(Figure record extracts)
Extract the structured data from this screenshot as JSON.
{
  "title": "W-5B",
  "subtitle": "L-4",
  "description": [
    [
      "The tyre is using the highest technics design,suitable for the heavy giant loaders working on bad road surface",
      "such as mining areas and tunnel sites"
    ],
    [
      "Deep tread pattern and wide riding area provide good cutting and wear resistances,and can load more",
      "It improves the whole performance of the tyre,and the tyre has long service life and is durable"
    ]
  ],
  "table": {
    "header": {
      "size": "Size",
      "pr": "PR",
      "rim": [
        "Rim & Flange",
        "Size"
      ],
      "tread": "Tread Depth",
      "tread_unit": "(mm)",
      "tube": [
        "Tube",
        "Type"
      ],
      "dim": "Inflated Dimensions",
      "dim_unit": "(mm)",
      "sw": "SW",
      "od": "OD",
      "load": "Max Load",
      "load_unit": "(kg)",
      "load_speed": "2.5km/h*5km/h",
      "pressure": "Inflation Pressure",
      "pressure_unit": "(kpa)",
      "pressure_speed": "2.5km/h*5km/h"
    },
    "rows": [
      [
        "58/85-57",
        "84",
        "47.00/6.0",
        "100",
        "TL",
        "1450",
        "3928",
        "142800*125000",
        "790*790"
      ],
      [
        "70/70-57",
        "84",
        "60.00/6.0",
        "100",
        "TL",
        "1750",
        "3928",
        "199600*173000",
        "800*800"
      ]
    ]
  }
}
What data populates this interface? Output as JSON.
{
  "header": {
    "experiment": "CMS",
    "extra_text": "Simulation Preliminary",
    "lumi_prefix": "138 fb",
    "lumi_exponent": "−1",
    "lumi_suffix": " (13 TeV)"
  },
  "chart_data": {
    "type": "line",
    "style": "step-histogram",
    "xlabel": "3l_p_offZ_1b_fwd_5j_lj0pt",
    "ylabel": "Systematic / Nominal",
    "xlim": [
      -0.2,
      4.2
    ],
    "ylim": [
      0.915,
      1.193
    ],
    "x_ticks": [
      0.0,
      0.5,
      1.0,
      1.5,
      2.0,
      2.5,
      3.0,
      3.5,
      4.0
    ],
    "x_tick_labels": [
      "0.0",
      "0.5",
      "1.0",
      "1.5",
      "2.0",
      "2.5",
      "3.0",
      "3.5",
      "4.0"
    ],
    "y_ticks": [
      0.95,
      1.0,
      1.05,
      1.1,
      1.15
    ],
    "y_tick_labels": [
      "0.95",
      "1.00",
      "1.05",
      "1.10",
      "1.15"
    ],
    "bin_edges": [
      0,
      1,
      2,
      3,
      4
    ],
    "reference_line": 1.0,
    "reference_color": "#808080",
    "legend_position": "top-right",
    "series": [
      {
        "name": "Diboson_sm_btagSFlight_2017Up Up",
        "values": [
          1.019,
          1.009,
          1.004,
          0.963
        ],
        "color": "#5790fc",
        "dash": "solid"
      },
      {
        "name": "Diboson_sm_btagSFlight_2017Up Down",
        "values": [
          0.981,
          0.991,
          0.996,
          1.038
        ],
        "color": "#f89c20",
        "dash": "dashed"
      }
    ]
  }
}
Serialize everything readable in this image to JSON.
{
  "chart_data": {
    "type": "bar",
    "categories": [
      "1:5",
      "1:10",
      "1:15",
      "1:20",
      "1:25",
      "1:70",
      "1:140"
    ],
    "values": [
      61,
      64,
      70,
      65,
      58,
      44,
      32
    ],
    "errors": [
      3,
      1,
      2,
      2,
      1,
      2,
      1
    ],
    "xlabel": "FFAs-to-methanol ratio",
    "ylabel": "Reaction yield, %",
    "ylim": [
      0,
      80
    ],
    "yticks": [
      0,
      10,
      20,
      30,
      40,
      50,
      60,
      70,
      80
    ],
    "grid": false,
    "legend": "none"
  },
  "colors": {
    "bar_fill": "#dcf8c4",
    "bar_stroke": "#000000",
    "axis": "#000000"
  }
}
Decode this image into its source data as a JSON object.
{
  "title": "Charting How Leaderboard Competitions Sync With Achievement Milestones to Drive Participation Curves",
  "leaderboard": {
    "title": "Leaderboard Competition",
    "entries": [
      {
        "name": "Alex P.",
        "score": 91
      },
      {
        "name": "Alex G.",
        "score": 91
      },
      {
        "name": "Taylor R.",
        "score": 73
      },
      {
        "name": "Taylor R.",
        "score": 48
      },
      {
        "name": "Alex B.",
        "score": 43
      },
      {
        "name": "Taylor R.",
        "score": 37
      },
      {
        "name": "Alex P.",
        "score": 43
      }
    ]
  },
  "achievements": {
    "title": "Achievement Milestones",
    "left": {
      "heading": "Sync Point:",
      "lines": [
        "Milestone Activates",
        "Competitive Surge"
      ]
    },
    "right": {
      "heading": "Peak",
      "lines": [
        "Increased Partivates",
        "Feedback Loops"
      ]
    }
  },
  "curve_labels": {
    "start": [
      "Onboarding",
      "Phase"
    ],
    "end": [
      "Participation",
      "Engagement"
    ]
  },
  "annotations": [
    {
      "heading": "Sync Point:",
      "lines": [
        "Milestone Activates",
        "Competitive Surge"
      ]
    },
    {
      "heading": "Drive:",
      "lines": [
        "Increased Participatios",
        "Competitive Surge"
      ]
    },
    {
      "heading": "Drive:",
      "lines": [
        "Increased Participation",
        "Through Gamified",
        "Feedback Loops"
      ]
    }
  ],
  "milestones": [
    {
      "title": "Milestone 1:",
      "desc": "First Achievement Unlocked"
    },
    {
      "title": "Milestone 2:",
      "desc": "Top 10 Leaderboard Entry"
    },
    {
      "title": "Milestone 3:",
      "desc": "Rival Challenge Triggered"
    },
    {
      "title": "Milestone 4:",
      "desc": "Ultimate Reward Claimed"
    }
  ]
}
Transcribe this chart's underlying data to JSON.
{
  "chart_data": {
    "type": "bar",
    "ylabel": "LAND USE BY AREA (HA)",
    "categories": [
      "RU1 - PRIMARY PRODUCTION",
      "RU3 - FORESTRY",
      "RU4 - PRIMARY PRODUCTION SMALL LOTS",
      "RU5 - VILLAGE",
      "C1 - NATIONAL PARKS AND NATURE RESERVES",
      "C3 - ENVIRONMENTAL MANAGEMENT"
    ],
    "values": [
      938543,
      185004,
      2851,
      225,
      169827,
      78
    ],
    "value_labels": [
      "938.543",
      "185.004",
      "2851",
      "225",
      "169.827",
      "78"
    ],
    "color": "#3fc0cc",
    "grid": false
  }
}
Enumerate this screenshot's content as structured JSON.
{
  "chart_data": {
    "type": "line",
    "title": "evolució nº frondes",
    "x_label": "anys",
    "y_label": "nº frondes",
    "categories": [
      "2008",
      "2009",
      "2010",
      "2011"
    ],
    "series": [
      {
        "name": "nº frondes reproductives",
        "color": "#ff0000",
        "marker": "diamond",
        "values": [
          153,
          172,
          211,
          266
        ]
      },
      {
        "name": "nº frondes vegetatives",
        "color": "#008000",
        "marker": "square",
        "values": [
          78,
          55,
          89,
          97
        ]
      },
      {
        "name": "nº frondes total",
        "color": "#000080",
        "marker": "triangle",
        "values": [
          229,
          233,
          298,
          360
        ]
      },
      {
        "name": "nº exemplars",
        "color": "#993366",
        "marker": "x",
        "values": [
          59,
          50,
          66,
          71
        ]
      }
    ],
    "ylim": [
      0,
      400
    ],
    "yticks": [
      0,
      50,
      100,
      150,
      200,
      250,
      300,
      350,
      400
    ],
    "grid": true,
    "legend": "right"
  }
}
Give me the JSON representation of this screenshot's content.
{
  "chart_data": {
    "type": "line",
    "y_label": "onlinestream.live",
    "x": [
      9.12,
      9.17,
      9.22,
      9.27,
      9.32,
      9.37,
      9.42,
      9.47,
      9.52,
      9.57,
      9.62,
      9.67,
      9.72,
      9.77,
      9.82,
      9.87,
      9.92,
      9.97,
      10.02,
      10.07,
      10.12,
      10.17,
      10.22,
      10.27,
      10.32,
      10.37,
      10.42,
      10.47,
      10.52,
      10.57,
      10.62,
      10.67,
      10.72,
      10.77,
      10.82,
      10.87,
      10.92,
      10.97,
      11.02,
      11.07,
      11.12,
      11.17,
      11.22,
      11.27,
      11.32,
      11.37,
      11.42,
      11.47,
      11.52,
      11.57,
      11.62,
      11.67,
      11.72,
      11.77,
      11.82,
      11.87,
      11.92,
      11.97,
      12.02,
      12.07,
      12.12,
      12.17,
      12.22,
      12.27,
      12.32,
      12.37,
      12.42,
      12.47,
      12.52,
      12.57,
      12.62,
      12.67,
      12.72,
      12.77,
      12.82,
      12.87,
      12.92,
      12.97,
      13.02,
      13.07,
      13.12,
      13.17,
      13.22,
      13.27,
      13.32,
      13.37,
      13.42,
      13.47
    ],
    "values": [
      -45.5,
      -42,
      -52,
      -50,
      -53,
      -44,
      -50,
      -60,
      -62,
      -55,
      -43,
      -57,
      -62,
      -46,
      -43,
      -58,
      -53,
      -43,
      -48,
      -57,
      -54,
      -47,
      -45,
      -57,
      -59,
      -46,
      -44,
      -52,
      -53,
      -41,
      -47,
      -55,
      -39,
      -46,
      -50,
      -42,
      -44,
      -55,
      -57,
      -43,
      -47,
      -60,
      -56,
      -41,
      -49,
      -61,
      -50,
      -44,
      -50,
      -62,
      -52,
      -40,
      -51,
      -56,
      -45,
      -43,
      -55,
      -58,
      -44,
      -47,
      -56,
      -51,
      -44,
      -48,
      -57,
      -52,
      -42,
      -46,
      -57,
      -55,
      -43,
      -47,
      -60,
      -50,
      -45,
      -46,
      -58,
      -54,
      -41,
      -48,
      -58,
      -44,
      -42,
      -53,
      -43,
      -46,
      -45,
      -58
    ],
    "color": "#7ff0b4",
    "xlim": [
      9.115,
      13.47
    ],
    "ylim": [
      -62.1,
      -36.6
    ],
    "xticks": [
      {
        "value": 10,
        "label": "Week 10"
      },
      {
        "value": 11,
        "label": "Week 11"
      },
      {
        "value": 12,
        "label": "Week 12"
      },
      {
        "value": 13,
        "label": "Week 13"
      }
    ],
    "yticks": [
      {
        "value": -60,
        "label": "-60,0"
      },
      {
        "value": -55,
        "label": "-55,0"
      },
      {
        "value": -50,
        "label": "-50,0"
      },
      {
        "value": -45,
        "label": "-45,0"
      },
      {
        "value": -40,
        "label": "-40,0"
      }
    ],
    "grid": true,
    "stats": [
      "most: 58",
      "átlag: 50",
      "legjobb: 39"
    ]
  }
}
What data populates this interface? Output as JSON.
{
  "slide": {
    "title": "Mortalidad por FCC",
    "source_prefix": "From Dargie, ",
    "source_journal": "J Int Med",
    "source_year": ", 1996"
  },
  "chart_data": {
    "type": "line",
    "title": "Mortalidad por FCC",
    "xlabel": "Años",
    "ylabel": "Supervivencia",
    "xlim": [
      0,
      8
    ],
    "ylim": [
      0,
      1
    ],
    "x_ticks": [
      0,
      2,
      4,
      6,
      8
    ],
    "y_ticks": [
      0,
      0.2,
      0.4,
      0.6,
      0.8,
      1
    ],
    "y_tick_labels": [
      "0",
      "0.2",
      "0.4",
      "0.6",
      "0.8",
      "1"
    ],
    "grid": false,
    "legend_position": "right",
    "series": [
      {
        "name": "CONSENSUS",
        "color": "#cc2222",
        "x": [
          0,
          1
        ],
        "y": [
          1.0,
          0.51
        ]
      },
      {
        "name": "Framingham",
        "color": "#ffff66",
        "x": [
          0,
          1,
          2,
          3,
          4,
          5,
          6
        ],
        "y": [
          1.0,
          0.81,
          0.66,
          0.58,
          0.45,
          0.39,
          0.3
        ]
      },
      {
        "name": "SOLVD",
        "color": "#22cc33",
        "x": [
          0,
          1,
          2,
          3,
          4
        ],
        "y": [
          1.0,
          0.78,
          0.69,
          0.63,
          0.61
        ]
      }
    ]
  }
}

Problem statement:
Take every line from the records above that has the word "frondes" and copy it.

Expected output:
    "title": "evolució nº frondes",
    "y_label": "nº frondes",
        "name": "nº frondes reproductives",
        "name": "nº frondes vegetatives",
        "name": "nº frondes total",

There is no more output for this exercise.